* **Stated task**
Pick up the passage on New Age spirituality after its final sentence and write the next part.

New Age Spirituality

A decentralized spiritual milieu that emerged in the 1970s, blending Eastern practices, Western esotericism, and holistic healing with a belief in the dawning Age of Aquarius.

What is New Age Spirituality?

New Age spirituality is a range of spiritual and religious practices and beliefs that rapidly grew in Western society during the early 1970s, characterized by its highly eclectic and unsystematic structure. Though many scholars consider it a religious movement, its adherents typically see it as spiritual or as a unification of mind, body, and spirit, and rarely use the term New Age themselves. Theologically, the New Age typically accepts a holistic form of divinity that pervades the universe, including human beings themselves, leading to a strong emphasis on the spiritual authority of the self. A common New Age belief posits a forgotten age of great technological advancement and spiritual wisdom that will be remedied by the emergence of an Age of Aquarius, from which the milieu gets its name.

Origins & lineage

The New Age drew heavily upon esoteric traditions such as the occultism of the eighteenth and nineteenth centuries, including the work of Emanuel Swedenborg and Franz Mesmer, as well as Spiritualism, New Thought, and Theosophy, and more immediately arose from mid-20th-century influences such as the UFO religions of the 1950s, the counterculture of the 1960s, and the Human Potential Movement. Helena Blavatsky was a cofounder of the Theosophical Society in 1875 and announced a coming New Age. Alice Bailey wrote about 25 books on Theosophy and was one of the first writers to use the term New Age. Scholar Gordon Melton wrote that Theosophy, particularly as mediated through the works of Alice Bailey, was the most important source of the transformative metaphor and the term “New Age” for the movement.

The movement’s exact origins remain contested, but it became a major movement in the 1970s, centered largely in the United Kingdom, expanding widely in the 1980s and 1990s. Key developments included David Spangler’s ideas at the Findhorn Foundation in 1970, which emphasized personal transformation to usher in the New Age. The term was popularized in books like David Spangler’s 1977 work Revelation: The Birth of a New Age, Mark Satin’s 1979 book New Age Politics, and Marilyn Ferguson’s 1980 book The Aquarian Conspiracy, which has been regarded as a landmark work promoting the idea that a new era was emerging. Many former members of the 1960s counterculture and hippie subculture subsequently became early adherents of the New Age movement.

* **Collected data**
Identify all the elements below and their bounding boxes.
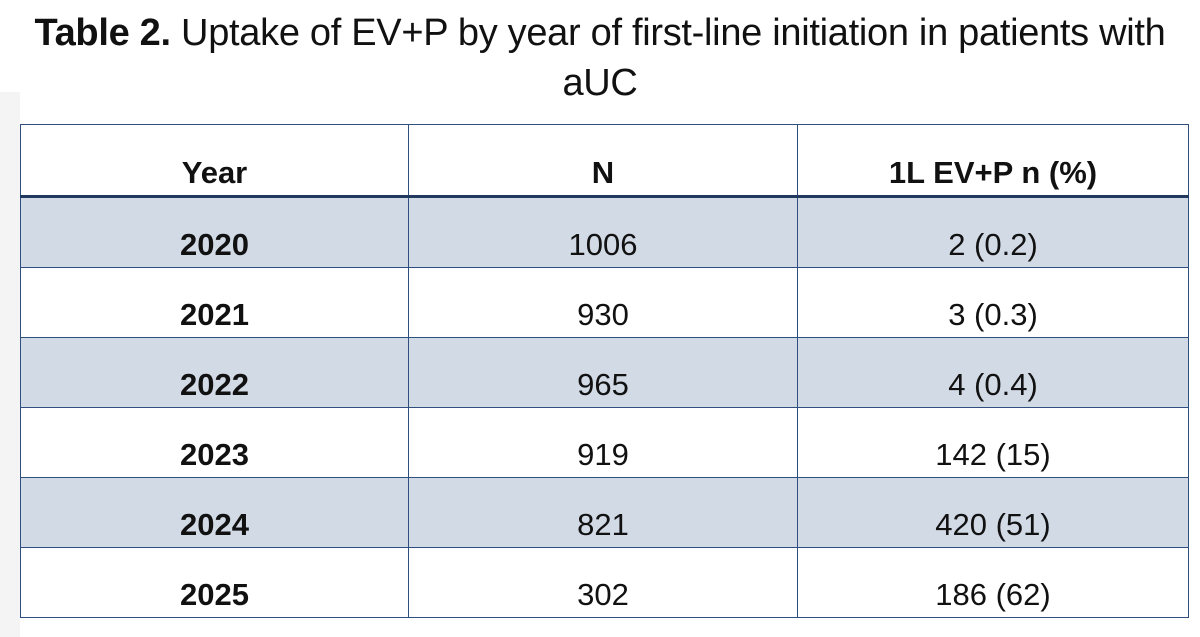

* **Task result**
How it’s practiced

The movement encompasses traditional occult practices such as tarot reading, astrology, yoga, and meditation techniques, integrating concepts from Eastern religions like those found in Hinduism and Buddhism, and incorporating alternative healing practices, spiritual healing, and techniques like channeling and the use of crystals. There is a common belief in a variety of semi-divine non-human entities such as angels, with whom humans can communicate, particularly by channeling through a human intermediary. Examples of New Age channeling include Jane Roberts’ belief that she was contacted by an entity called Seth, and Helen Schucman’s belief that she had channeled Jesus Christ.

New Agers are perennialists in the sense that they accept the existence of an ageless wisdom at the heart of the world’s great religious traditions, believing that all religions are a common treasury of spiritual practices that can be used as needed by contemporary seekers, and they soundly reject exclusivist claims to truth by traditional religions. Most New Age teachings encourage seekers to test any belief or practice against the standard of their own intuition, assuming that within each person is a sacred reality that can know clearly the truth or falsity of any religious claim.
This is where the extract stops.